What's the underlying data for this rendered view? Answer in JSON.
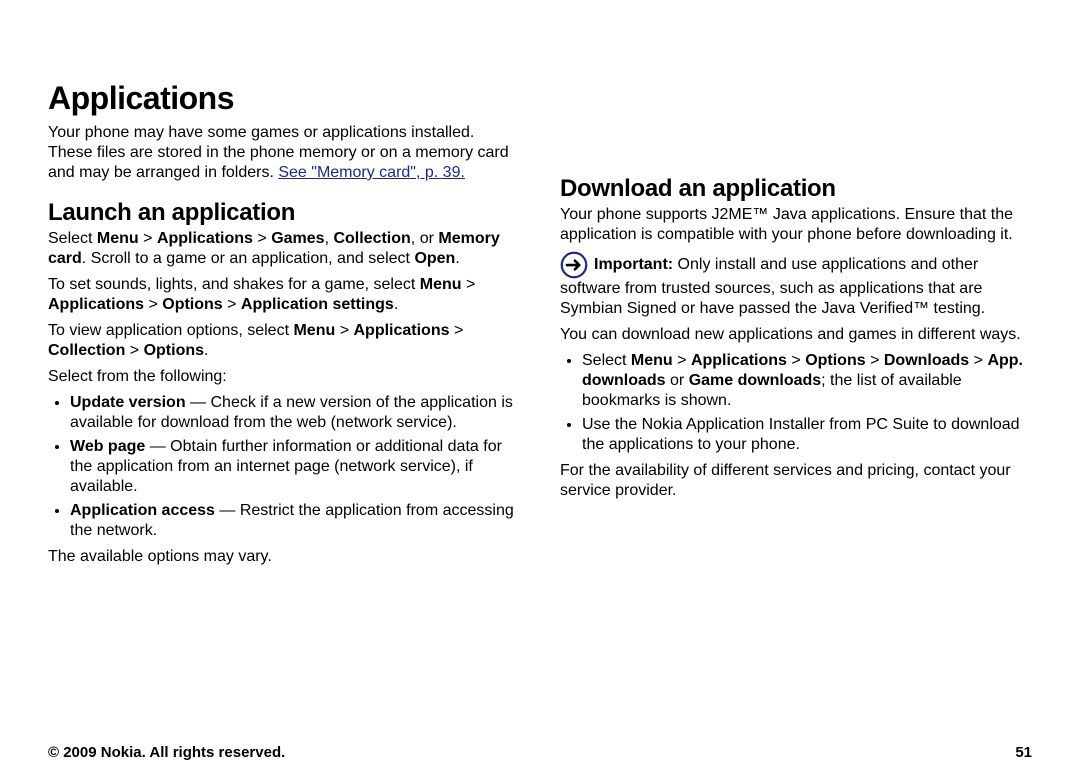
{
  "header": {
    "title": "Applications"
  },
  "left": {
    "intro_1": "Your phone may have some games or applications installed. These files are stored in the phone memory or on a memory card and may be arranged in folders. ",
    "intro_link": "See \"Memory card\", p. 39.",
    "section_title": "Launch an application",
    "p1_a": "Select ",
    "p1_b": "Menu",
    "p1_c": " > ",
    "p1_d": "Applications",
    "p1_e": " > ",
    "p1_f": "Games",
    "p1_g": ", ",
    "p1_h": "Collection",
    "p1_i": ", or ",
    "p1_j": "Memory card",
    "p1_k": ". Scroll to a game or an application, and select ",
    "p1_l": "Open",
    "p1_m": ".",
    "p2_a": "To set sounds, lights, and shakes for a game, select ",
    "p2_b": "Menu",
    "p2_c": " > ",
    "p2_d": "Applications",
    "p2_e": " > ",
    "p2_f": "Options",
    "p2_g": " > ",
    "p2_h": "Application settings",
    "p2_i": ".",
    "p3_a": "To view application options, select ",
    "p3_b": "Menu",
    "p3_c": " > ",
    "p3_d": "Applications",
    "p3_e": " > ",
    "p3_f": "Collection",
    "p3_g": " > ",
    "p3_h": "Options",
    "p3_i": ".",
    "p4": "Select from the following:",
    "bullets": [
      {
        "title": "Update version",
        "text": " — Check if a new version of the application is available for download from the web (network service)."
      },
      {
        "title": "Web page",
        "text": " — Obtain further information or additional data for the application from an internet page (network service), if available."
      },
      {
        "title": "Application access",
        "text": " — Restrict the application from accessing the network."
      }
    ],
    "p5": "The available options may vary."
  },
  "right": {
    "section_title": "Download an application",
    "p1": "Your phone supports J2ME™ Java applications. Ensure that the application is compatible with your phone before downloading it.",
    "important_label": "Important:",
    "important_text": " Only install and use applications and other software from trusted sources, such as applications that are Symbian Signed or have passed the Java Verified™ testing.",
    "p2": "You can download new applications and games in different ways.",
    "b1_a": "Select ",
    "b1_b": "Menu",
    "b1_c": " > ",
    "b1_d": "Applications",
    "b1_e": " > ",
    "b1_f": "Options",
    "b1_g": " > ",
    "b1_h": "Downloads",
    "b1_i": " > ",
    "b1_j": "App. downloads",
    "b1_k": " or ",
    "b1_l": "Game downloads",
    "b1_m": "; the list of available bookmarks is shown.",
    "b2": "Use the Nokia Application Installer from PC Suite to download the applications to your phone.",
    "p3": "For the availability of different services and pricing, contact your service provider."
  },
  "footer": {
    "copyright": "© 2009 Nokia. All rights reserved.",
    "page_number": "51"
  }
}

• _WHAT IS BEING ASKED_
Leave out the pictures and output every record above precisely as given.

• _ANSWER TO THIS EXERCISE_
What's the underlying data for this rendered view? Answer in JSON.
{
  "header": {
    "title": "Applications"
  },
  "left": {
    "intro_1": "Your phone may have some games or applications installed. These files are stored in the phone memory or on a memory card and may be arranged in folders. ",
    "intro_link": "See \"Memory card\", p. 39.",
    "section_title": "Launch an application",
    "p1_a": "Select ",
    "p1_b": "Menu",
    "p1_c": " > ",
    "p1_d": "Applications",
    "p1_e": " > ",
    "p1_f": "Games",
    "p1_g": ", ",
    "p1_h": "Collection",
    "p1_i": ", or ",
    "p1_j": "Memory card",
    "p1_k": ". Scroll to a game or an application, and select ",
    "p1_l": "Open",
    "p1_m": ".",
    "p2_a": "To set sounds, lights, and shakes for a game, select ",
    "p2_b": "Menu",
    "p2_c": " > ",
    "p2_d": "Applications",
    "p2_e": " > ",
    "p2_f": "Options",
    "p2_g": " > ",
    "p2_h": "Application settings",
    "p2_i": ".",
    "p3_a": "To view application options, select ",
    "p3_b": "Menu",
    "p3_c": " > ",
    "p3_d": "Applications",
    "p3_e": " > ",
    "p3_f": "Collection",
    "p3_g": " > ",
    "p3_h": "Options",
    "p3_i": ".",
    "p4": "Select from the following:",
    "bullets": [
      {
        "title": "Update version",
        "text": " — Check if a new version of the application is available for download from the web (network service)."
      },
      {
        "title": "Web page",
        "text": " — Obtain further information or additional data for the application from an internet page (network service), if available."
      },
      {
        "title": "Application access",
        "text": " — Restrict the application from accessing the network."
      }
    ],
    "p5": "The available options may vary."
  },
  "right": {
    "section_title": "Download an application",
    "p1": "Your phone supports J2ME™ Java applications. Ensure that the application is compatible with your phone before downloading it.",
    "important_label": "Important:",
    "important_text": " Only install and use applications and other software from trusted sources, such as applications that are Symbian Signed or have passed the Java Verified™ testing.",
    "p2": "You can download new applications and games in different ways.",
    "b1_a": "Select ",
    "b1_b": "Menu",
    "b1_c": " > ",
    "b1_d": "Applications",
    "b1_e": " > ",
    "b1_f": "Options",
    "b1_g": " > ",
    "b1_h": "Downloads",
    "b1_i": " > ",
    "b1_j": "App. downloads",
    "b1_k": " or ",
    "b1_l": "Game downloads",
    "b1_m": "; the list of available bookmarks is shown.",
    "b2": "Use the Nokia Application Installer from PC Suite to download the applications to your phone.",
    "p3": "For the availability of different services and pricing, contact your service provider."
  },
  "footer": {
    "copyright": "© 2009 Nokia. All rights reserved.",
    "page_number": "51"
  }
}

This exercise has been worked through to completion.